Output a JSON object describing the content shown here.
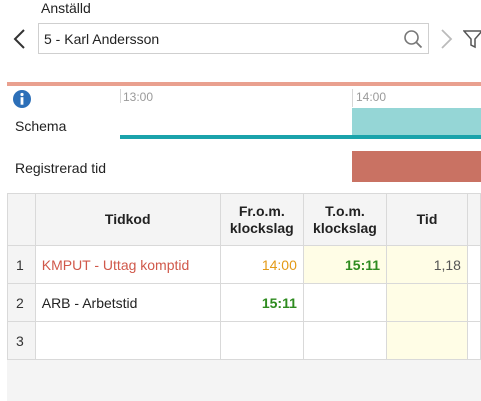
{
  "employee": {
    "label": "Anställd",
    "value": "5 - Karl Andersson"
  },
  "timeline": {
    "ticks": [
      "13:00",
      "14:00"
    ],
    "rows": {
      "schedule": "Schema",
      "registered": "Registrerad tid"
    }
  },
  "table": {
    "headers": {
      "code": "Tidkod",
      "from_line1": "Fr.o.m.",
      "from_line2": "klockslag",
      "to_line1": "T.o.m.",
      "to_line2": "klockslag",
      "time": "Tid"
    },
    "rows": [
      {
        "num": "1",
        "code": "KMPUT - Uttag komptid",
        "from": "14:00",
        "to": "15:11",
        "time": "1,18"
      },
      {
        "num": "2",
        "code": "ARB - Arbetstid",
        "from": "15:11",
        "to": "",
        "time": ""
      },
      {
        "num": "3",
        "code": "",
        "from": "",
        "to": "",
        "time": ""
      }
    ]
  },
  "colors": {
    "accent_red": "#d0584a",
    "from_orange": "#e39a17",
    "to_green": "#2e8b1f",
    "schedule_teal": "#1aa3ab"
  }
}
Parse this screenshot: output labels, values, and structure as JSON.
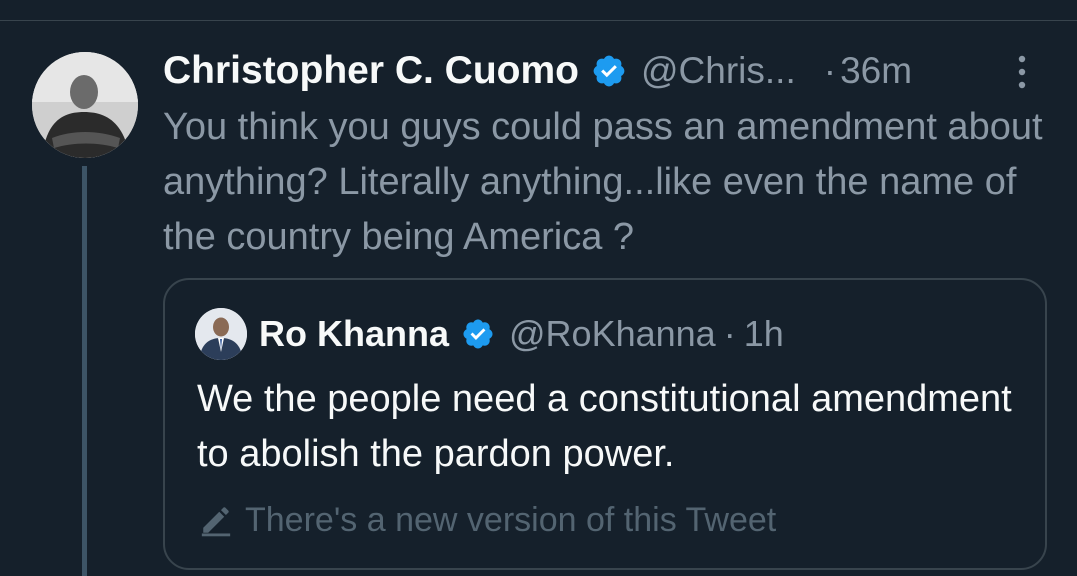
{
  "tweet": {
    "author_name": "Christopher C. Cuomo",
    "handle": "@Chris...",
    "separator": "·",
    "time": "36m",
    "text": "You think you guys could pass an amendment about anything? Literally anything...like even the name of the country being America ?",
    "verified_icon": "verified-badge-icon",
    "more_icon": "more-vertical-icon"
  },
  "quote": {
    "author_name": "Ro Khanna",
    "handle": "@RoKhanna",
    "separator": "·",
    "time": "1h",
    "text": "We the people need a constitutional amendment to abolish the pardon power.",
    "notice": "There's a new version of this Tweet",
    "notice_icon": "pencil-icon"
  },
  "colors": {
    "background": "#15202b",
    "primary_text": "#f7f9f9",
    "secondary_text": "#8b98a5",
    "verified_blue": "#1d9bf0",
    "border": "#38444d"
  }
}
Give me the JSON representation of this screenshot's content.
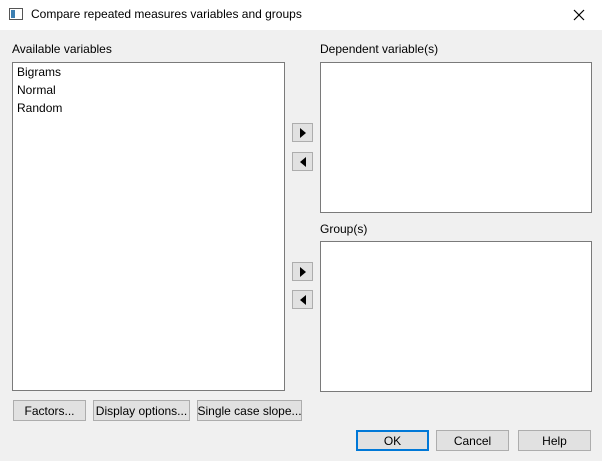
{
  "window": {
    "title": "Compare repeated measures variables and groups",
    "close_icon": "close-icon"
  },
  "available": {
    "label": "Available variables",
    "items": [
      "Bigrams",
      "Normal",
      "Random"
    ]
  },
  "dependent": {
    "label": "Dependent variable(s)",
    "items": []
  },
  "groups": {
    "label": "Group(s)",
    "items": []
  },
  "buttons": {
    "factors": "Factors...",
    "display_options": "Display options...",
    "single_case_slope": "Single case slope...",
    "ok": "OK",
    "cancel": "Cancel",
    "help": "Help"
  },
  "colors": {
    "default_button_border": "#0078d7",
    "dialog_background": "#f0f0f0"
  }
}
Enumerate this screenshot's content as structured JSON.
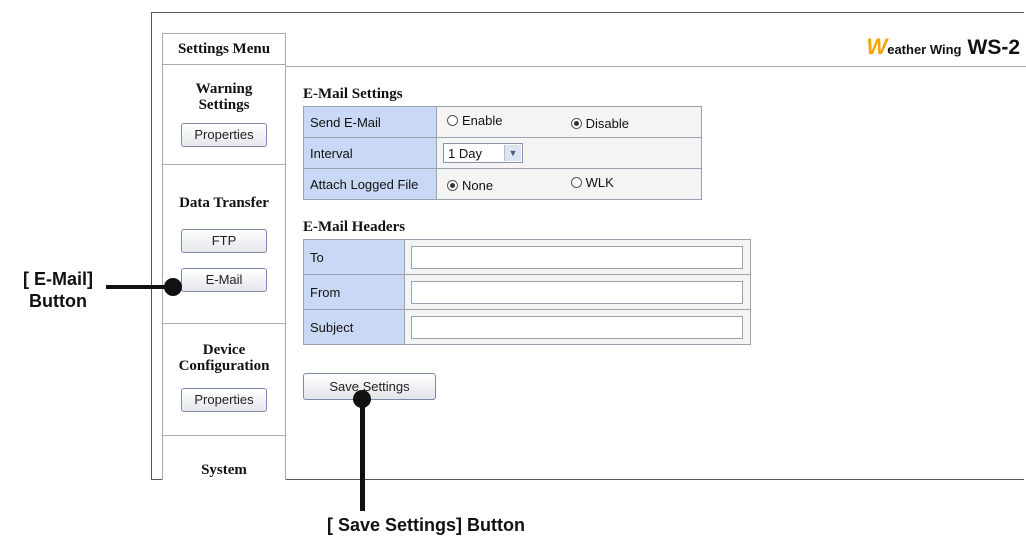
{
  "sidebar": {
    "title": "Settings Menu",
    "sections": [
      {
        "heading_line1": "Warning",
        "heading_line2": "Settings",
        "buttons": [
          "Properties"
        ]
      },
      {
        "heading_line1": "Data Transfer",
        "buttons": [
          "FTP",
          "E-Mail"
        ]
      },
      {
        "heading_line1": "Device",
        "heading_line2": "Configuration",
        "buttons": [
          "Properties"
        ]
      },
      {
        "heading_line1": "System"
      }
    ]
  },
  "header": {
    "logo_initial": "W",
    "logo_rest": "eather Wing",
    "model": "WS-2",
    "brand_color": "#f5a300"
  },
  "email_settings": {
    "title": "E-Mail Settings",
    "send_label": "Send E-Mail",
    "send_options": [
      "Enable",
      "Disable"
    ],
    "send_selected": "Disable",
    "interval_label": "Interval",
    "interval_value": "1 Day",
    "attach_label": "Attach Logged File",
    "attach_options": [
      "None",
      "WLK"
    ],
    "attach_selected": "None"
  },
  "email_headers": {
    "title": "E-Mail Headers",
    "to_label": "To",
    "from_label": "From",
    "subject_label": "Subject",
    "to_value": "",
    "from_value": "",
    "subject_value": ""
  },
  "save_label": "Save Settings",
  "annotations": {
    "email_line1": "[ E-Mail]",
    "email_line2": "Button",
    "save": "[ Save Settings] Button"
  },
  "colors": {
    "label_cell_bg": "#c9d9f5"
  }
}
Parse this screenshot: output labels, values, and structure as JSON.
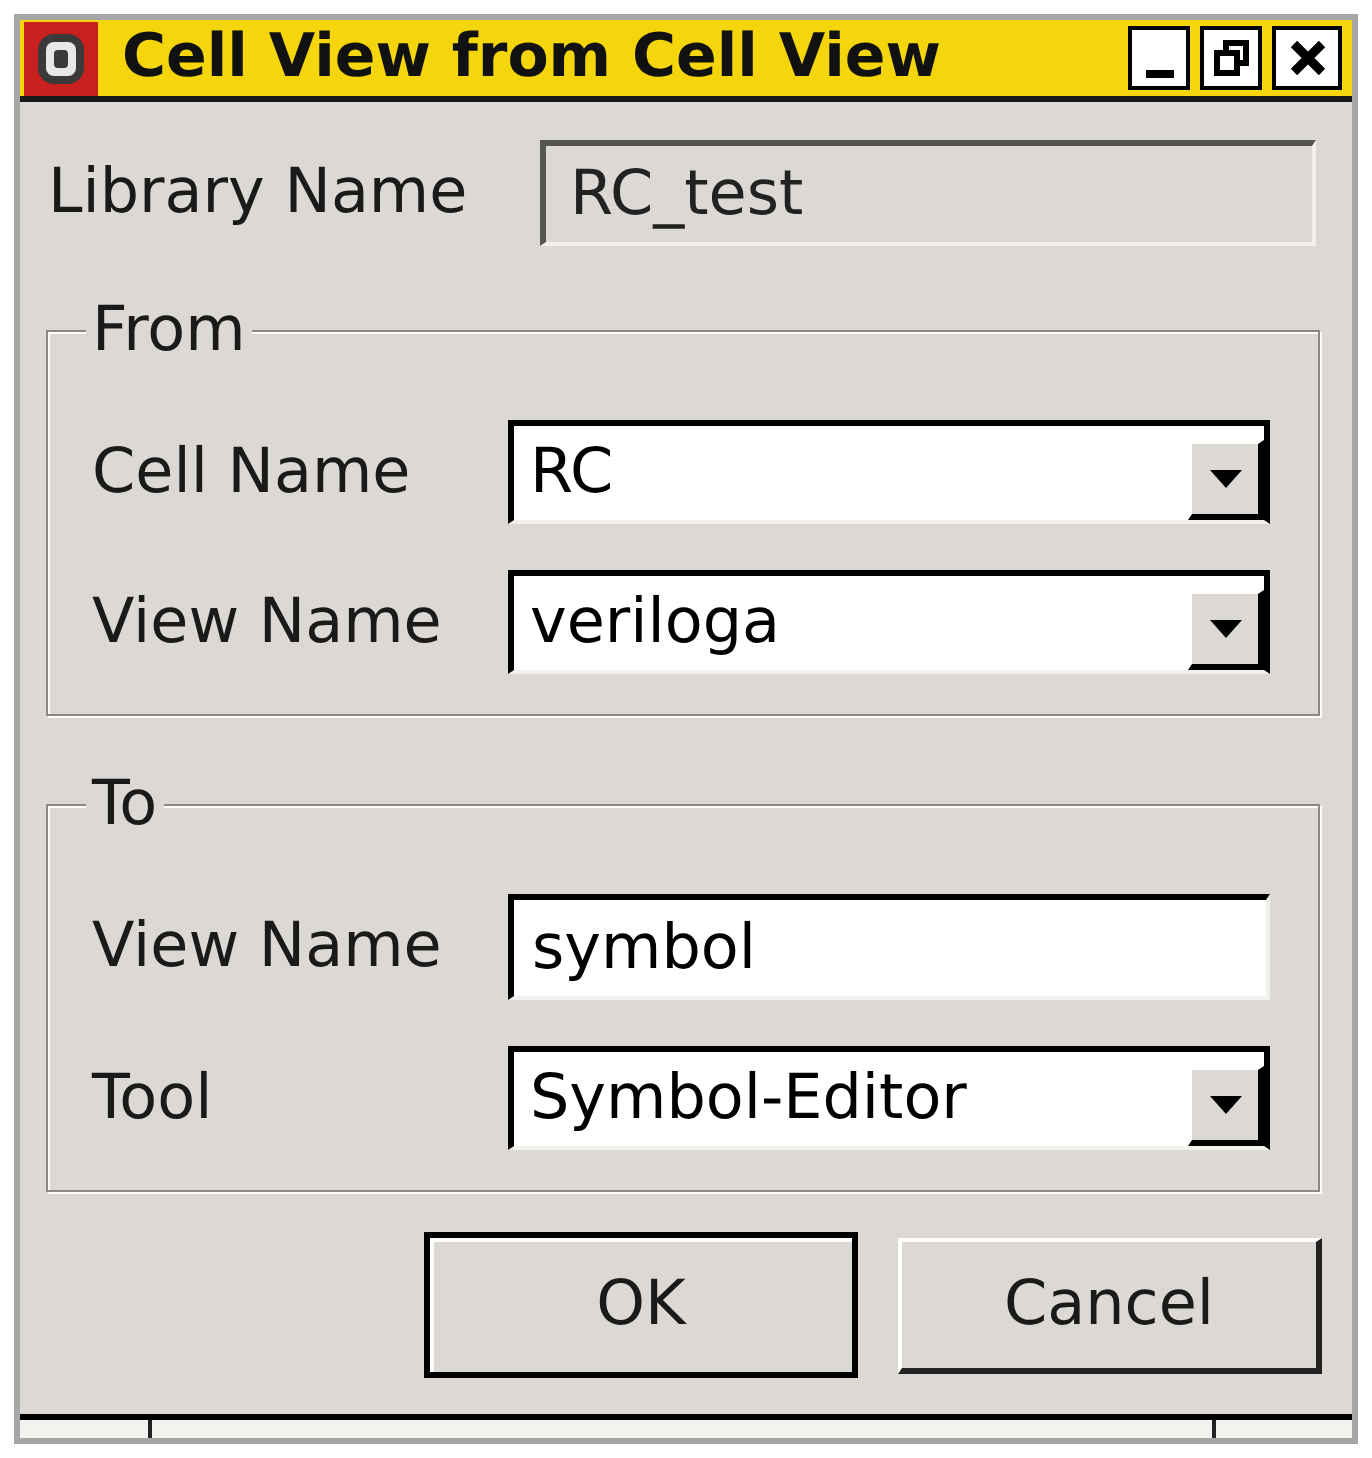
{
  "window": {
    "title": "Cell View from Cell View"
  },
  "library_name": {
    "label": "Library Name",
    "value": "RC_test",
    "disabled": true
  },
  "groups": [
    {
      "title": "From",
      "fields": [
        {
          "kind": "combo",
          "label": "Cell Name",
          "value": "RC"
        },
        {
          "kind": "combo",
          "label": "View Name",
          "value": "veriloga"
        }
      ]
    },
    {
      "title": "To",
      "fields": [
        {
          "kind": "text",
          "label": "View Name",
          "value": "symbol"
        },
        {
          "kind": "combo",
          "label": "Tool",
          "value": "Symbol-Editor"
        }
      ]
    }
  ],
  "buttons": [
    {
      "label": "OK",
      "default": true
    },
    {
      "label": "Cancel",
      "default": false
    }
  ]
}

****************

• **Description of the task**: Give every line above again exactly, with no pictures.

• **Complete answer**:
Output a JSON object describing the content shown here.
{
  "employee": {
    "label": "Anställd",
    "value": "5 - Karl Andersson"
  },
  "timeline": {
    "ticks": [
      "13:00",
      "14:00"
    ],
    "rows": {
      "schedule": "Schema",
      "registered": "Registrerad tid"
    }
  },
  "table": {
    "headers": {
      "code": "Tidkod",
      "from_line1": "Fr.o.m.",
      "from_line2": "klockslag",
      "to_line1": "T.o.m.",
      "to_line2": "klockslag",
      "time": "Tid"
    },
    "rows": [
      {
        "num": "1",
        "code": "KMPUT - Uttag komptid",
        "from": "14:00",
        "to": "15:11",
        "time": "1,18"
      },
      {
        "num": "2",
        "code": "ARB - Arbetstid",
        "from": "15:11",
        "to": "",
        "time": ""
      },
      {
        "num": "3",
        "code": "",
        "from": "",
        "to": "",
        "time": ""
      }
    ]
  },
  "colors": {
    "accent_red": "#d0584a",
    "from_orange": "#e39a17",
    "to_green": "#2e8b1f",
    "schedule_teal": "#1aa3ab"
  }
}
Parse this screenshot: output labels, values, and structure as JSON.
{
  "tweet": {
    "author_name": "Christopher C. Cuomo",
    "handle": "@Chris...",
    "separator": "·",
    "time": "36m",
    "text": "You think you guys could pass an amendment about anything? Literally anything...like even the name of the country being America ?",
    "verified_icon": "verified-badge-icon",
    "more_icon": "more-vertical-icon"
  },
  "quote": {
    "author_name": "Ro Khanna",
    "handle": "@RoKhanna",
    "separator": "·",
    "time": "1h",
    "text": "We the people need a constitutional amendment to abolish the pardon power.",
    "notice": "There's a new version of this Tweet",
    "notice_icon": "pencil-icon"
  },
  "colors": {
    "background": "#15202b",
    "primary_text": "#f7f9f9",
    "secondary_text": "#8b98a5",
    "verified_blue": "#1d9bf0",
    "border": "#38444d"
  }
}
Give me the JSON representation of this screenshot's content.
{
  "window": {
    "title": "Compare repeated measures variables and groups",
    "close_icon": "close-icon"
  },
  "available": {
    "label": "Available variables",
    "items": [
      "Bigrams",
      "Normal",
      "Random"
    ]
  },
  "dependent": {
    "label": "Dependent variable(s)",
    "items": []
  },
  "groups": {
    "label": "Group(s)",
    "items": []
  },
  "buttons": {
    "factors": "Factors...",
    "display_options": "Display options...",
    "single_case_slope": "Single case slope...",
    "ok": "OK",
    "cancel": "Cancel",
    "help": "Help"
  },
  "colors": {
    "default_button_border": "#0078d7",
    "dialog_background": "#f0f0f0"
  }
}
Enumerate this screenshot's content as structured JSON.
{
  "sidebar": {
    "title": "Settings Menu",
    "sections": [
      {
        "heading_line1": "Warning",
        "heading_line2": "Settings",
        "buttons": [
          "Properties"
        ]
      },
      {
        "heading_line1": "Data Transfer",
        "buttons": [
          "FTP",
          "E-Mail"
        ]
      },
      {
        "heading_line1": "Device",
        "heading_line2": "Configuration",
        "buttons": [
          "Properties"
        ]
      },
      {
        "heading_line1": "System"
      }
    ]
  },
  "header": {
    "logo_initial": "W",
    "logo_rest": "eather Wing",
    "model": "WS-2",
    "brand_color": "#f5a300"
  },
  "email_settings": {
    "title": "E-Mail Settings",
    "send_label": "Send E-Mail",
    "send_options": [
      "Enable",
      "Disable"
    ],
    "send_selected": "Disable",
    "interval_label": "Interval",
    "interval_value": "1 Day",
    "attach_label": "Attach Logged File",
    "attach_options": [
      "None",
      "WLK"
    ],
    "attach_selected": "None"
  },
  "email_headers": {
    "title": "E-Mail Headers",
    "to_label": "To",
    "from_label": "From",
    "subject_label": "Subject",
    "to_value": "",
    "from_value": "",
    "subject_value": ""
  },
  "save_label": "Save Settings",
  "annotations": {
    "email_line1": "[ E-Mail]",
    "email_line2": "Button",
    "save": "[ Save Settings] Button"
  },
  "colors": {
    "label_cell_bg": "#c9d9f5"
  }
}
Parse this screenshot: output labels, values, and structure as JSON.
{
  "window": {
    "title": "Cell View from Cell View"
  },
  "library_name": {
    "label": "Library Name",
    "value": "RC_test",
    "disabled": true
  },
  "groups": [
    {
      "title": "From",
      "fields": [
        {
          "kind": "combo",
          "label": "Cell Name",
          "value": "RC"
        },
        {
          "kind": "combo",
          "label": "View Name",
          "value": "veriloga"
        }
      ]
    },
    {
      "title": "To",
      "fields": [
        {
          "kind": "text",
          "label": "View Name",
          "value": "symbol"
        },
        {
          "kind": "combo",
          "label": "Tool",
          "value": "Symbol-Editor"
        }
      ]
    }
  ],
  "buttons": [
    {
      "label": "OK",
      "default": true
    },
    {
      "label": "Cancel",
      "default": false
    }
  ]
}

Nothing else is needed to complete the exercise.